* _Problem statement_
Repeat every record below exactly as it appears.

* _Figure data in JSON_
━━━

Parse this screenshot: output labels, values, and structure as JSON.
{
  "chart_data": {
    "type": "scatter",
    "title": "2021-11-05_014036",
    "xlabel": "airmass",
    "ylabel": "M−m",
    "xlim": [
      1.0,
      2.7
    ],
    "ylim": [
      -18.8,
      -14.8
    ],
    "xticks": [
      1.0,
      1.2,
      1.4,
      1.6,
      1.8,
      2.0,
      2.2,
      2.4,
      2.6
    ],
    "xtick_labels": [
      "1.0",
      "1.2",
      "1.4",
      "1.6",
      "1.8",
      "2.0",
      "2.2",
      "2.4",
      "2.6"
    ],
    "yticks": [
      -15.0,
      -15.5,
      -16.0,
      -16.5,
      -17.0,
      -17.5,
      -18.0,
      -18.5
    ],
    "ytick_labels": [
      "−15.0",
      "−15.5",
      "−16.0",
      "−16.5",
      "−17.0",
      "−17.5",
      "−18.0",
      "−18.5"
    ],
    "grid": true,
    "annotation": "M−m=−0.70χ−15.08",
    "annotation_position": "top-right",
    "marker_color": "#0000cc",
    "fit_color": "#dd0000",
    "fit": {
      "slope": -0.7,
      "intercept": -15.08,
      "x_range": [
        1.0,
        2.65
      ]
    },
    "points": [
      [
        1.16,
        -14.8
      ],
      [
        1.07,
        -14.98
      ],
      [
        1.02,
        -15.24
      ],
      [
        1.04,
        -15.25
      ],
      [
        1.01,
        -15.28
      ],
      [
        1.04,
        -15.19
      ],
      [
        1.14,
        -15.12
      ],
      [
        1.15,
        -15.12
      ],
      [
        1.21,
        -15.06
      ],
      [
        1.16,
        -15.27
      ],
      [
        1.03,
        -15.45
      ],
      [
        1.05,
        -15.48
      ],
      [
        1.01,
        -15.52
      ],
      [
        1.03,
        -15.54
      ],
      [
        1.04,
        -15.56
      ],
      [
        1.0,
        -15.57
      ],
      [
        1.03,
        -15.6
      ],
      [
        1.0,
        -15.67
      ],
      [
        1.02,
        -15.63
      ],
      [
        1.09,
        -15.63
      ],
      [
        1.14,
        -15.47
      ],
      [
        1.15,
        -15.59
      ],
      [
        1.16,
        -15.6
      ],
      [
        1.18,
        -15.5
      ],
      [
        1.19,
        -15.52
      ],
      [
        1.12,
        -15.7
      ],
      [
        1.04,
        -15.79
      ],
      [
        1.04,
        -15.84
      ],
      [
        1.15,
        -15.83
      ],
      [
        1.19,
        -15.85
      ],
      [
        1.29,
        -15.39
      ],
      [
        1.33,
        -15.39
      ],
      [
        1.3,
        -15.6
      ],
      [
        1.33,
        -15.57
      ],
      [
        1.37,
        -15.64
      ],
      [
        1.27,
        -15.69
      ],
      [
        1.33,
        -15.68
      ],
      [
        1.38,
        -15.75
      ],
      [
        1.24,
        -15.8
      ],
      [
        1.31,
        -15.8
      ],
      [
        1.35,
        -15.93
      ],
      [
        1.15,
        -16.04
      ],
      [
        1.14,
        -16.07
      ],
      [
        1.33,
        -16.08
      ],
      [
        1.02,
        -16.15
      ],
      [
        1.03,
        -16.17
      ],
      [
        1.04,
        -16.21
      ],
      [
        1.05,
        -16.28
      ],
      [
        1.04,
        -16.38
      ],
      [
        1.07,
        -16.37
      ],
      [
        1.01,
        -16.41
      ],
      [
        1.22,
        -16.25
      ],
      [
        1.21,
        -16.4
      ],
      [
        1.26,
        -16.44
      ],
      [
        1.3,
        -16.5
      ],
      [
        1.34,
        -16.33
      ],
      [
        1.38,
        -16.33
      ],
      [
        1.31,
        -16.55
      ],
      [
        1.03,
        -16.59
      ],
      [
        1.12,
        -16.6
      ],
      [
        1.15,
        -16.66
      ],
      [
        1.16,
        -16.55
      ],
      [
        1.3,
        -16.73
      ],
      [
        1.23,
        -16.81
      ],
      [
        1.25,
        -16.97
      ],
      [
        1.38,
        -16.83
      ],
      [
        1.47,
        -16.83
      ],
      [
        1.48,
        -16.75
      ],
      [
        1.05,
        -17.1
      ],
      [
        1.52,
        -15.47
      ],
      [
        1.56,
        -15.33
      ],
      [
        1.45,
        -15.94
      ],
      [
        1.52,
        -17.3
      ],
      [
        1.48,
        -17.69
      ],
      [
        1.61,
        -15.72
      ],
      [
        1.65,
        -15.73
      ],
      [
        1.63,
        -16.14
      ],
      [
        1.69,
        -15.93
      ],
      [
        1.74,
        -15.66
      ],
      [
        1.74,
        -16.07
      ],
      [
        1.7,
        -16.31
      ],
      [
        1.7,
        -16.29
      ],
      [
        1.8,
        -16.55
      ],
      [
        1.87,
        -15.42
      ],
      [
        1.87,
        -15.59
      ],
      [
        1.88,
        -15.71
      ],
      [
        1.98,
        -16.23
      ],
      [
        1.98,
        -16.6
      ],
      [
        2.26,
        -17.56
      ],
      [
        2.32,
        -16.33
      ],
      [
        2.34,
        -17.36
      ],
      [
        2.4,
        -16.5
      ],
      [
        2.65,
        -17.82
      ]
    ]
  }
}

━━━

* _Completed exercise_
Parse this screenshot: output labels, values, and structure as JSON.
{
  "chart_data": {
    "type": "scatter",
    "title": "2021-11-05_014036",
    "xlabel": "airmass",
    "ylabel": "M−m",
    "xlim": [
      1.0,
      2.7
    ],
    "ylim": [
      -18.8,
      -14.8
    ],
    "xticks": [
      1.0,
      1.2,
      1.4,
      1.6,
      1.8,
      2.0,
      2.2,
      2.4,
      2.6
    ],
    "xtick_labels": [
      "1.0",
      "1.2",
      "1.4",
      "1.6",
      "1.8",
      "2.0",
      "2.2",
      "2.4",
      "2.6"
    ],
    "yticks": [
      -15.0,
      -15.5,
      -16.0,
      -16.5,
      -17.0,
      -17.5,
      -18.0,
      -18.5
    ],
    "ytick_labels": [
      "−15.0",
      "−15.5",
      "−16.0",
      "−16.5",
      "−17.0",
      "−17.5",
      "−18.0",
      "−18.5"
    ],
    "grid": true,
    "annotation": "M−m=−0.70χ−15.08",
    "annotation_position": "top-right",
    "marker_color": "#0000cc",
    "fit_color": "#dd0000",
    "fit": {
      "slope": -0.7,
      "intercept": -15.08,
      "x_range": [
        1.0,
        2.65
      ]
    },
    "points": [
      [
        1.16,
        -14.8
      ],
      [
        1.07,
        -14.98
      ],
      [
        1.02,
        -15.24
      ],
      [
        1.04,
        -15.25
      ],
      [
        1.01,
        -15.28
      ],
      [
        1.04,
        -15.19
      ],
      [
        1.14,
        -15.12
      ],
      [
        1.15,
        -15.12
      ],
      [
        1.21,
        -15.06
      ],
      [
        1.16,
        -15.27
      ],
      [
        1.03,
        -15.45
      ],
      [
        1.05,
        -15.48
      ],
      [
        1.01,
        -15.52
      ],
      [
        1.03,
        -15.54
      ],
      [
        1.04,
        -15.56
      ],
      [
        1.0,
        -15.57
      ],
      [
        1.03,
        -15.6
      ],
      [
        1.0,
        -15.67
      ],
      [
        1.02,
        -15.63
      ],
      [
        1.09,
        -15.63
      ],
      [
        1.14,
        -15.47
      ],
      [
        1.15,
        -15.59
      ],
      [
        1.16,
        -15.6
      ],
      [
        1.18,
        -15.5
      ],
      [
        1.19,
        -15.52
      ],
      [
        1.12,
        -15.7
      ],
      [
        1.04,
        -15.79
      ],
      [
        1.04,
        -15.84
      ],
      [
        1.15,
        -15.83
      ],
      [
        1.19,
        -15.85
      ],
      [
        1.29,
        -15.39
      ],
      [
        1.33,
        -15.39
      ],
      [
        1.3,
        -15.6
      ],
      [
        1.33,
        -15.57
      ],
      [
        1.37,
        -15.64
      ],
      [
        1.27,
        -15.69
      ],
      [
        1.33,
        -15.68
      ],
      [
        1.38,
        -15.75
      ],
      [
        1.24,
        -15.8
      ],
      [
        1.31,
        -15.8
      ],
      [
        1.35,
        -15.93
      ],
      [
        1.15,
        -16.04
      ],
      [
        1.14,
        -16.07
      ],
      [
        1.33,
        -16.08
      ],
      [
        1.02,
        -16.15
      ],
      [
        1.03,
        -16.17
      ],
      [
        1.04,
        -16.21
      ],
      [
        1.05,
        -16.28
      ],
      [
        1.04,
        -16.38
      ],
      [
        1.07,
        -16.37
      ],
      [
        1.01,
        -16.41
      ],
      [
        1.22,
        -16.25
      ],
      [
        1.21,
        -16.4
      ],
      [
        1.26,
        -16.44
      ],
      [
        1.3,
        -16.5
      ],
      [
        1.34,
        -16.33
      ],
      [
        1.38,
        -16.33
      ],
      [
        1.31,
        -16.55
      ],
      [
        1.03,
        -16.59
      ],
      [
        1.12,
        -16.6
      ],
      [
        1.15,
        -16.66
      ],
      [
        1.16,
        -16.55
      ],
      [
        1.3,
        -16.73
      ],
      [
        1.23,
        -16.81
      ],
      [
        1.25,
        -16.97
      ],
      [
        1.38,
        -16.83
      ],
      [
        1.47,
        -16.83
      ],
      [
        1.48,
        -16.75
      ],
      [
        1.05,
        -17.1
      ],
      [
        1.52,
        -15.47
      ],
      [
        1.56,
        -15.33
      ],
      [
        1.45,
        -15.94
      ],
      [
        1.52,
        -17.3
      ],
      [
        1.48,
        -17.69
      ],
      [
        1.61,
        -15.72
      ],
      [
        1.65,
        -15.73
      ],
      [
        1.63,
        -16.14
      ],
      [
        1.69,
        -15.93
      ],
      [
        1.74,
        -15.66
      ],
      [
        1.74,
        -16.07
      ],
      [
        1.7,
        -16.31
      ],
      [
        1.7,
        -16.29
      ],
      [
        1.8,
        -16.55
      ],
      [
        1.87,
        -15.42
      ],
      [
        1.87,
        -15.59
      ],
      [
        1.88,
        -15.71
      ],
      [
        1.98,
        -16.23
      ],
      [
        1.98,
        -16.6
      ],
      [
        2.26,
        -17.56
      ],
      [
        2.32,
        -16.33
      ],
      [
        2.34,
        -17.36
      ],
      [
        2.4,
        -16.5
      ],
      [
        2.65,
        -17.82
      ]
    ]
  }
}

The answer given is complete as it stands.